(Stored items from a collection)
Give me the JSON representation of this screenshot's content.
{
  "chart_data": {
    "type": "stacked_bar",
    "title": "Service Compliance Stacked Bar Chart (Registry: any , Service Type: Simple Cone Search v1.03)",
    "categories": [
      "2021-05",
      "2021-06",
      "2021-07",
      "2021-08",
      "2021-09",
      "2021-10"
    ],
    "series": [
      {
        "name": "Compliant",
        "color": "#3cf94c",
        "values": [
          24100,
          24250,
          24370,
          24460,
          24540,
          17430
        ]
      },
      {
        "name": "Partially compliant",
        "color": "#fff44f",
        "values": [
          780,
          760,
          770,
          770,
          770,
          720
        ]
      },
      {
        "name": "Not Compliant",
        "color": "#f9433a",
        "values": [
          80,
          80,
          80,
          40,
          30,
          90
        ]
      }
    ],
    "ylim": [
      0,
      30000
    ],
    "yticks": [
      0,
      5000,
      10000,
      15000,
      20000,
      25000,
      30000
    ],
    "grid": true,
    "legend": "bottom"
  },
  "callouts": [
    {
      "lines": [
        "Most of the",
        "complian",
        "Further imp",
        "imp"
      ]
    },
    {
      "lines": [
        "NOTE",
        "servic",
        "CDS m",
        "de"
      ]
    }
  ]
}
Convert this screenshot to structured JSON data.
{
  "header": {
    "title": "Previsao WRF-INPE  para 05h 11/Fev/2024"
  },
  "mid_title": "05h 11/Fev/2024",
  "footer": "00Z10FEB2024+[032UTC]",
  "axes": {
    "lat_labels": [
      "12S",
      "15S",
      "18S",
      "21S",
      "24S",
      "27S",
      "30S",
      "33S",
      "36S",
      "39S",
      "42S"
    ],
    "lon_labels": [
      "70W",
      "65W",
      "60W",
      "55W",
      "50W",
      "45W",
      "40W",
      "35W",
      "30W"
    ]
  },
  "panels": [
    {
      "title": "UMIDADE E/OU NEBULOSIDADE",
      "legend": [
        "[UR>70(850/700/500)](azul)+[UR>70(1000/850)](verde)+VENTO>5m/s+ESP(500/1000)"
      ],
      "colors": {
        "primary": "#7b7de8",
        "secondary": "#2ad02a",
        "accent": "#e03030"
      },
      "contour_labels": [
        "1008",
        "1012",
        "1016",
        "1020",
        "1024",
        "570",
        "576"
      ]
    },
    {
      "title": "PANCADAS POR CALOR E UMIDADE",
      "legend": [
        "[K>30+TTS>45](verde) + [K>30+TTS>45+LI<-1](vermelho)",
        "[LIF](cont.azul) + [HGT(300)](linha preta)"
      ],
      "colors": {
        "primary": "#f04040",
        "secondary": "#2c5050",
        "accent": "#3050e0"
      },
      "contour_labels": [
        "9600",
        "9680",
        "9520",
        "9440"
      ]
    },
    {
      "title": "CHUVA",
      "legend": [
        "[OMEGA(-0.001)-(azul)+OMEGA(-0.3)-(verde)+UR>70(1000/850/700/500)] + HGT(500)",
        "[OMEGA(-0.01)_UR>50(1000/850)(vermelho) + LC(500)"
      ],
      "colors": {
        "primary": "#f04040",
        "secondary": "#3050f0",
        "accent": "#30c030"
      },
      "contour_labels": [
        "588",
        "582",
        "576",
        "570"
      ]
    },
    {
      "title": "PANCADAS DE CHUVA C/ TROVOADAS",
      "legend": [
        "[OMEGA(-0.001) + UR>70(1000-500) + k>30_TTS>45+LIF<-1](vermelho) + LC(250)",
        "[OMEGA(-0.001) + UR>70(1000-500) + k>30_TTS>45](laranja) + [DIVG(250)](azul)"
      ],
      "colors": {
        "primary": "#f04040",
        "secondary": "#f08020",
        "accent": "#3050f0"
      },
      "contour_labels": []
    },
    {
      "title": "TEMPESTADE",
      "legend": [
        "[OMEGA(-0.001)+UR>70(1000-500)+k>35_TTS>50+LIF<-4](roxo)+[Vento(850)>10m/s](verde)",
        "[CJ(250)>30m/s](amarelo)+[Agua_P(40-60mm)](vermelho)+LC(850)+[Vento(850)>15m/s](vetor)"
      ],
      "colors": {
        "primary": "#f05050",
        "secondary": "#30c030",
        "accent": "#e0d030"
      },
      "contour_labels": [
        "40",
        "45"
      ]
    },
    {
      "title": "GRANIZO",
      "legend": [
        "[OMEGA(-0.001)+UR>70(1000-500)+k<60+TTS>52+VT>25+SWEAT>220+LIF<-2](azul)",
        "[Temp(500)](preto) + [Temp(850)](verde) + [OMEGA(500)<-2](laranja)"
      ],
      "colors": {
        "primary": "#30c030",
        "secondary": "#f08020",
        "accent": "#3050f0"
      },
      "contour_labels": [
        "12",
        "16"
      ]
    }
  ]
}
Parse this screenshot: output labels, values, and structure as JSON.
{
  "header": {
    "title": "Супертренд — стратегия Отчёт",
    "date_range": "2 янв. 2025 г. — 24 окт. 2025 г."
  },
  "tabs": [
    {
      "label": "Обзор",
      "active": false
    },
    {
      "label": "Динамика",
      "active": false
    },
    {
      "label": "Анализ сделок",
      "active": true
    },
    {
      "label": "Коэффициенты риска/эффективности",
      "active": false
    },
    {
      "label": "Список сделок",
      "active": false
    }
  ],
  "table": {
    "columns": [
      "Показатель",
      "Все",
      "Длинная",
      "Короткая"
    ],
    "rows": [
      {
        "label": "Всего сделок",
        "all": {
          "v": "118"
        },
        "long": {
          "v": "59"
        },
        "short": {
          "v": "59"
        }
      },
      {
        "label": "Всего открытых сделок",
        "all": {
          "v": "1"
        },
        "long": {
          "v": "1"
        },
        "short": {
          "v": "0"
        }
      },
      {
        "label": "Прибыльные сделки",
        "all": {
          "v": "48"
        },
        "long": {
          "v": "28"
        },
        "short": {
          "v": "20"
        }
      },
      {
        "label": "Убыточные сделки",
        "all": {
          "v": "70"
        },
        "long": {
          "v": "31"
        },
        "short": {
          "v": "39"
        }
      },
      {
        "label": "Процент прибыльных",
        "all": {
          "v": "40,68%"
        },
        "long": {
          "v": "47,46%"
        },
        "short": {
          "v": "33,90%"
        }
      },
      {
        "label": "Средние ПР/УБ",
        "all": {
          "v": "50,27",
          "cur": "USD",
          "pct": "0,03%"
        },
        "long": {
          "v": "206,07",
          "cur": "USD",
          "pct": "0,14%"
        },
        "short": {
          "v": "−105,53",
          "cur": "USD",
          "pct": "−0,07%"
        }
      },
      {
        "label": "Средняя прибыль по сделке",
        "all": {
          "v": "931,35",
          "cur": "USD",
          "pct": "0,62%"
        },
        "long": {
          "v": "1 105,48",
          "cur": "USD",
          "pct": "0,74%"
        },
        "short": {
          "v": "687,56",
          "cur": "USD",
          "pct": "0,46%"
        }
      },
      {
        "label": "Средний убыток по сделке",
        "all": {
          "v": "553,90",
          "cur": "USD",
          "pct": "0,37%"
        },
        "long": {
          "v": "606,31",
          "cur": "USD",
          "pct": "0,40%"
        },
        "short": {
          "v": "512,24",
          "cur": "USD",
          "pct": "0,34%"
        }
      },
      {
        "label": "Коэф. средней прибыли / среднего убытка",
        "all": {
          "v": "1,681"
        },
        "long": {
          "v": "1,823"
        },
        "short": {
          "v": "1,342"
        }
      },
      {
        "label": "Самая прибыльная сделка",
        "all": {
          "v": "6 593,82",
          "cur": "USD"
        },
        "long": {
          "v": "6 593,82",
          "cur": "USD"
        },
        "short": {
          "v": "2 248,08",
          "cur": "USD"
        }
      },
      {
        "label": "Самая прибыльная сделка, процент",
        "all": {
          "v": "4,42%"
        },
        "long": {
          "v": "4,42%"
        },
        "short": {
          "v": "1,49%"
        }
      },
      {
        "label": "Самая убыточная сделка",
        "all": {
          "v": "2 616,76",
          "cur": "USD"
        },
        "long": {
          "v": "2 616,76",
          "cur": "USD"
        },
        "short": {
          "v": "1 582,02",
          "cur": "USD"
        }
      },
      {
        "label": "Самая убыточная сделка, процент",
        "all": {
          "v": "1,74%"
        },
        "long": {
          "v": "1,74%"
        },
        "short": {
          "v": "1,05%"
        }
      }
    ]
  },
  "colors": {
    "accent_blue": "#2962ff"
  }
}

(Set task)
Report how many lines hold the string "сделке", giving the number and nothing else.

(Problem solution)
2